## AIM OF THE TASK
Your task is to extract every entry that follows word for word while excluding the pictures.

## RECORD LIST
━━━

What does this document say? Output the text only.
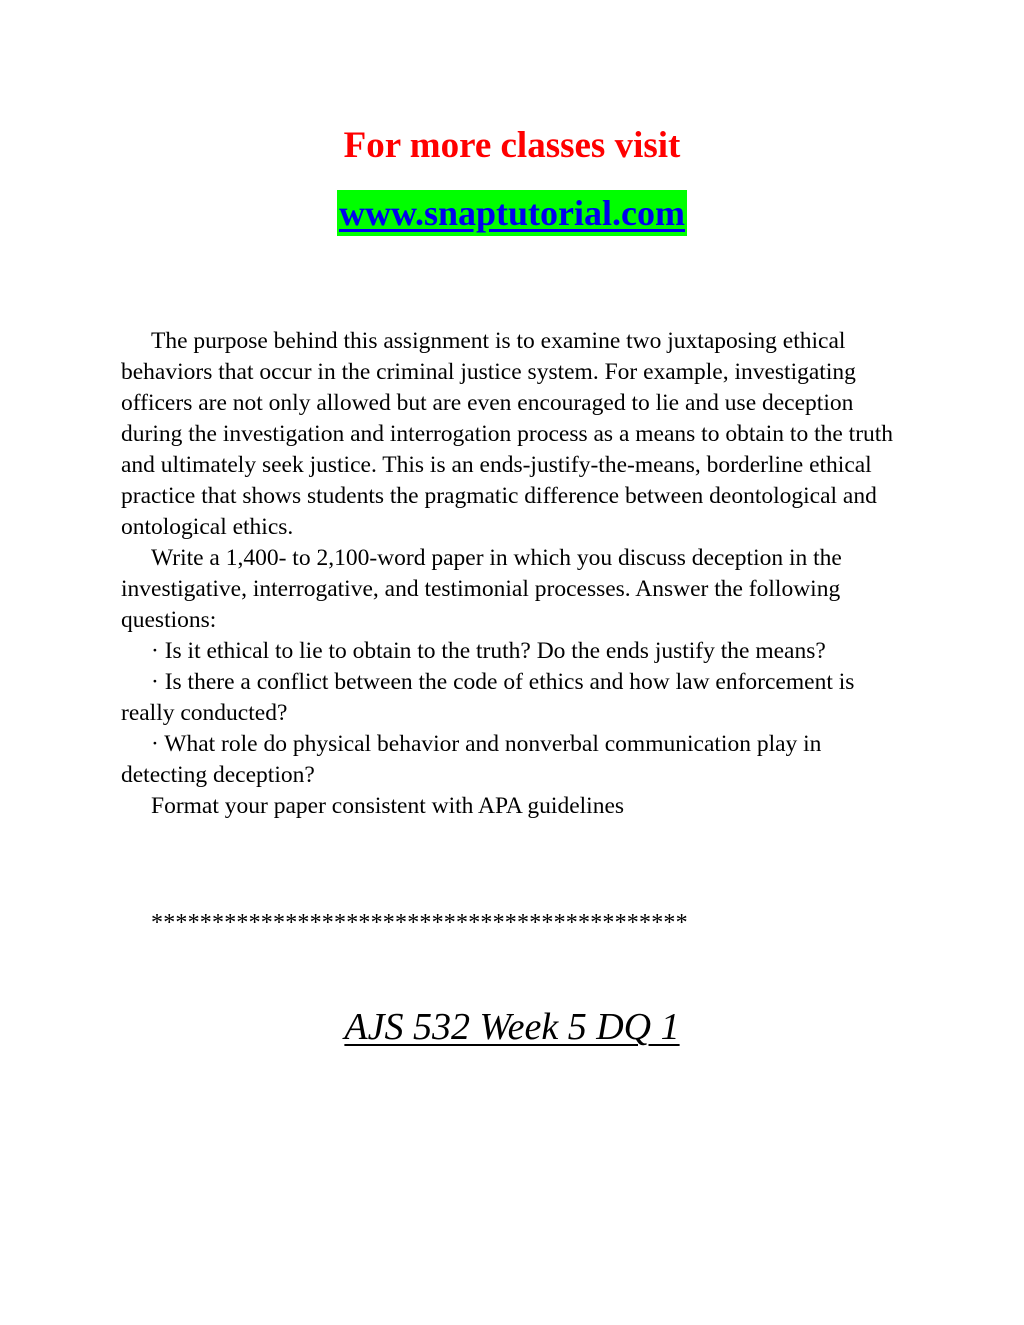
For more classes visit
www.snaptutorial.com

The purpose behind this assignment is to examine two juxtaposing ethical behaviors that occur in the criminal justice system. For example, investigating officers are not only allowed but are even encouraged to lie and use deception during the investigation and interrogation process as a means to obtain to the truth and ultimately seek justice. This is an ends-justify-the-means, borderline ethical practice that shows students the pragmatic difference between deontological and ontological ethics.

Write a 1,400- to 2,100-word paper in which you discuss deception in the investigative, interrogative, and testimonial processes. Answer the following questions:

· Is it ethical to lie to obtain to the truth? Do the ends justify the means?

· Is there a conflict between the code of ethics and how law enforcement is really conducted?

· What role do physical behavior and nonverbal communication play in detecting deception?

Format your paper consistent with APA guidelines

********************************************
AJS 532 Week 5 DQ 1
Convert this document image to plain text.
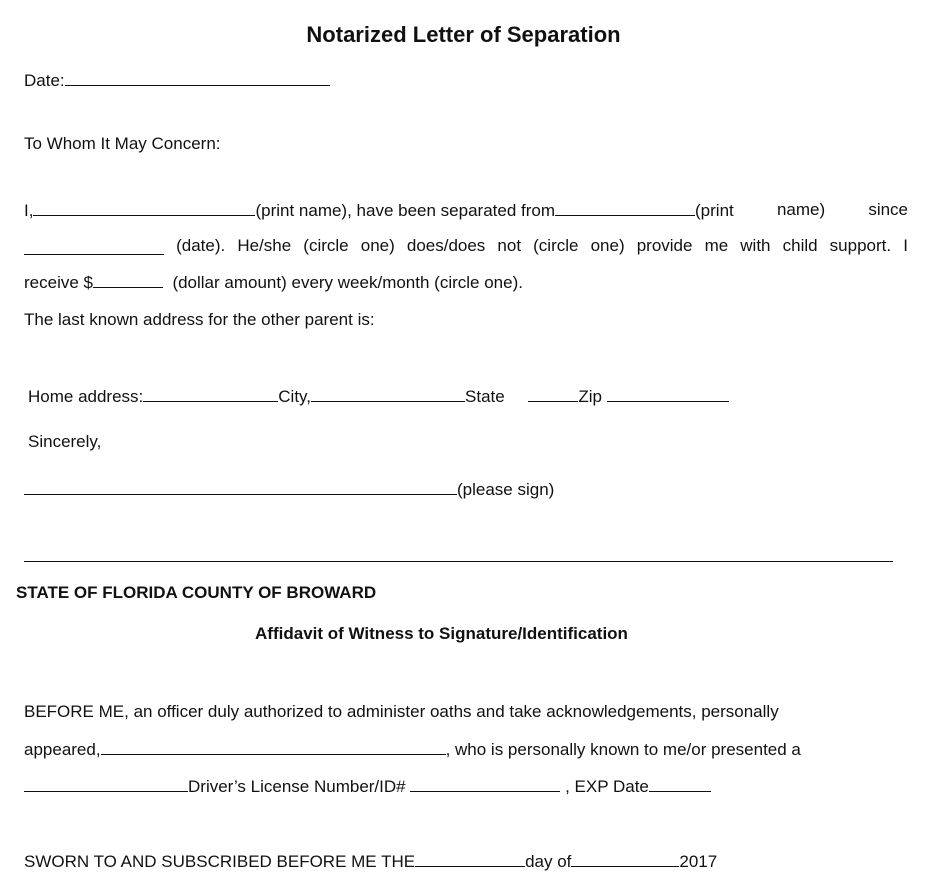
Notarized Letter of Separation
Date:
To Whom It May Concern:
I,	(print name), have been separated from	(print	name)	since
(date). He/she (circle one) does/does not (circle one) provide me with child support. I
receive $	(dollar amount) every week/month (circle one).
The last known address for the other parent is:
Home address:	City,	State	Zip
Sincerely,
(please sign)
STATE OF FLORIDA COUNTY OF BROWARD
Affidavit of Witness to Signature/Identification
BEFORE ME, an officer duly authorized to administer oaths and take acknowledgements, personally
appeared,	, who is personally known to me/or presented a
Driver’s License Number/ID#	, EXP Date
SWORN TO AND SUBSCRIBED BEFORE ME THE	day of	2017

━━━

## EXERCISE ANSWER
What does this document say? Output the text only.
For more classes visit
www.snaptutorial.com

The purpose behind this assignment is to examine two juxtaposing ethical behaviors that occur in the criminal justice system. For example, investigating officers are not only allowed but are even encouraged to lie and use deception during the investigation and interrogation process as a means to obtain to the truth and ultimately seek justice. This is an ends-justify-the-means, borderline ethical practice that shows students the pragmatic difference between deontological and ontological ethics.

Write a 1,400- to 2,100-word paper in which you discuss deception in the investigative, interrogative, and testimonial processes. Answer the following questions:

· Is it ethical to lie to obtain to the truth? Do the ends justify the means?

· Is there a conflict between the code of ethics and how law enforcement is really conducted?

· What role do physical behavior and nonverbal communication play in detecting deception?

Format your paper consistent with APA guidelines

********************************************
AJS 532 Week 5 DQ 1
Convert this document image to plain text.
Notarized Letter of Separation
Date:
To Whom It May Concern:
I,	(print name), have been separated from	(print	name)	since
(date). He/she (circle one) does/does not (circle one) provide me with child support. I
receive $	(dollar amount) every week/month (circle one).
The last known address for the other parent is:
Home address:	City,	State	Zip
Sincerely,
(please sign)
STATE OF FLORIDA COUNTY OF BROWARD
Affidavit of Witness to Signature/Identification
BEFORE ME, an officer duly authorized to administer oaths and take acknowledgements, personally
appeared,	, who is personally known to me/or presented a
Driver’s License Number/ID#	, EXP Date
SWORN TO AND SUBSCRIBED BEFORE ME THE	day of	2017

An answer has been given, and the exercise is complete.